▸ **WHAT THIS TASK INVOLVES**
Reproduce the listing below verbatim.

▸ **EXTRACTED ENTRIES**
· · ·

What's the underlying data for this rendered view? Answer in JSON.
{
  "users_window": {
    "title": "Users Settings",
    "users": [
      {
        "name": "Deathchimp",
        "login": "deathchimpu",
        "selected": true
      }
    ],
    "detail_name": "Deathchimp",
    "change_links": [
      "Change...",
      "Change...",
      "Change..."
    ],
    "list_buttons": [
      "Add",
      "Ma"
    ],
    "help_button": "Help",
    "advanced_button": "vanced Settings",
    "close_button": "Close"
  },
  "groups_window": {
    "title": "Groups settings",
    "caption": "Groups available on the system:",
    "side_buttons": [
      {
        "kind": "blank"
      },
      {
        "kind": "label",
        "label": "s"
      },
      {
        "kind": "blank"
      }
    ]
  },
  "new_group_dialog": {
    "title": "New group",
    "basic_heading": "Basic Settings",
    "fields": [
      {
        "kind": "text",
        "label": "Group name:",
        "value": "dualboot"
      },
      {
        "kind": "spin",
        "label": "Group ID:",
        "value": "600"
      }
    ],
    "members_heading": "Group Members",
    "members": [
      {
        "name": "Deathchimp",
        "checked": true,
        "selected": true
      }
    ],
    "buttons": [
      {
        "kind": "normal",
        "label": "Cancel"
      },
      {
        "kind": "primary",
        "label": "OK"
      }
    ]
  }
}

· · ·

▸ **ANSWER FOR THE TASK**
What's the underlying data for this rendered view? Answer in JSON.
{
  "users_window": {
    "title": "Users Settings",
    "users": [
      {
        "name": "Deathchimp",
        "login": "deathchimpu",
        "selected": true
      }
    ],
    "detail_name": "Deathchimp",
    "change_links": [
      "Change...",
      "Change...",
      "Change..."
    ],
    "list_buttons": [
      "Add",
      "Ma"
    ],
    "help_button": "Help",
    "advanced_button": "vanced Settings",
    "close_button": "Close"
  },
  "groups_window": {
    "title": "Groups settings",
    "caption": "Groups available on the system:",
    "side_buttons": [
      {
        "kind": "blank"
      },
      {
        "kind": "label",
        "label": "s"
      },
      {
        "kind": "blank"
      }
    ]
  },
  "new_group_dialog": {
    "title": "New group",
    "basic_heading": "Basic Settings",
    "fields": [
      {
        "kind": "text",
        "label": "Group name:",
        "value": "dualboot"
      },
      {
        "kind": "spin",
        "label": "Group ID:",
        "value": "600"
      }
    ],
    "members_heading": "Group Members",
    "members": [
      {
        "name": "Deathchimp",
        "checked": true,
        "selected": true
      }
    ],
    "buttons": [
      {
        "kind": "normal",
        "label": "Cancel"
      },
      {
        "kind": "primary",
        "label": "OK"
      }
    ]
  }
}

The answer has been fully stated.